Look for "What data populates" in the listing below, then copy exactly the line it appears in and all lines after it to the end, and nothing more.

-- Data lines start --

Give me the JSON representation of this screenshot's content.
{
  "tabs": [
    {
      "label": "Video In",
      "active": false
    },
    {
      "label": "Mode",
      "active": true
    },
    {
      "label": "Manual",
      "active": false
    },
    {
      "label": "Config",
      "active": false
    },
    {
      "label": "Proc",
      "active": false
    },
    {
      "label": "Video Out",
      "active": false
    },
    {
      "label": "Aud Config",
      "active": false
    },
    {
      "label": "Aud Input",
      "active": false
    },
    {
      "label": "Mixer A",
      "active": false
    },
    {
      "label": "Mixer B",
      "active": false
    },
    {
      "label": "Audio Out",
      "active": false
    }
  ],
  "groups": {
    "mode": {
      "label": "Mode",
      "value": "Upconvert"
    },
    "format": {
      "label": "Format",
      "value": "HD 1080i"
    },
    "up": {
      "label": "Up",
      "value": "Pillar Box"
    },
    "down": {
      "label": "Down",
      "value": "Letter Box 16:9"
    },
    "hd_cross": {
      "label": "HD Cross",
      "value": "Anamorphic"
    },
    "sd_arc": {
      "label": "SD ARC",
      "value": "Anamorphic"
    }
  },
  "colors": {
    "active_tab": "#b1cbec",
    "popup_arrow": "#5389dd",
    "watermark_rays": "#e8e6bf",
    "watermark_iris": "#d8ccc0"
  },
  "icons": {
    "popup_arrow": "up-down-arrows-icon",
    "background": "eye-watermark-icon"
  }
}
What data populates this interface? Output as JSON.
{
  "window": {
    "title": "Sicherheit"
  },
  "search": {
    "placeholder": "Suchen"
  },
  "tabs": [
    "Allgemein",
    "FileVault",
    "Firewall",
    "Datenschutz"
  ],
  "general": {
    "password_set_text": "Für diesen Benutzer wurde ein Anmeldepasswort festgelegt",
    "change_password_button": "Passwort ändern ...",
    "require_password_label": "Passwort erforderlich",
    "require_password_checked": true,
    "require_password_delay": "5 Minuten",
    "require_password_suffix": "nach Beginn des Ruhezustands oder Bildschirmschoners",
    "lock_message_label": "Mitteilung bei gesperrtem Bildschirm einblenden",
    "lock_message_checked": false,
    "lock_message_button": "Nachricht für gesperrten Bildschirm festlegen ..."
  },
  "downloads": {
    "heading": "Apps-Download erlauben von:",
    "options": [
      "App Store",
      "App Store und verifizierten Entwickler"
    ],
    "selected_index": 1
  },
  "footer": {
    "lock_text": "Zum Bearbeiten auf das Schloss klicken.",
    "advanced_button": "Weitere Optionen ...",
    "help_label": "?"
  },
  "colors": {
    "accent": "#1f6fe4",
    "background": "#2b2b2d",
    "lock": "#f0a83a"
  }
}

-- Data lines end --

#### Result for this task:
What data populates this interface? Output as JSON.
{
  "window": {
    "title": "Sicherheit"
  },
  "search": {
    "placeholder": "Suchen"
  },
  "tabs": [
    "Allgemein",
    "FileVault",
    "Firewall",
    "Datenschutz"
  ],
  "general": {
    "password_set_text": "Für diesen Benutzer wurde ein Anmeldepasswort festgelegt",
    "change_password_button": "Passwort ändern ...",
    "require_password_label": "Passwort erforderlich",
    "require_password_checked": true,
    "require_password_delay": "5 Minuten",
    "require_password_suffix": "nach Beginn des Ruhezustands oder Bildschirmschoners",
    "lock_message_label": "Mitteilung bei gesperrtem Bildschirm einblenden",
    "lock_message_checked": false,
    "lock_message_button": "Nachricht für gesperrten Bildschirm festlegen ..."
  },
  "downloads": {
    "heading": "Apps-Download erlauben von:",
    "options": [
      "App Store",
      "App Store und verifizierten Entwickler"
    ],
    "selected_index": 1
  },
  "footer": {
    "lock_text": "Zum Bearbeiten auf das Schloss klicken.",
    "advanced_button": "Weitere Optionen ...",
    "help_label": "?"
  },
  "colors": {
    "accent": "#1f6fe4",
    "background": "#2b2b2d",
    "lock": "#f0a83a"
  }
}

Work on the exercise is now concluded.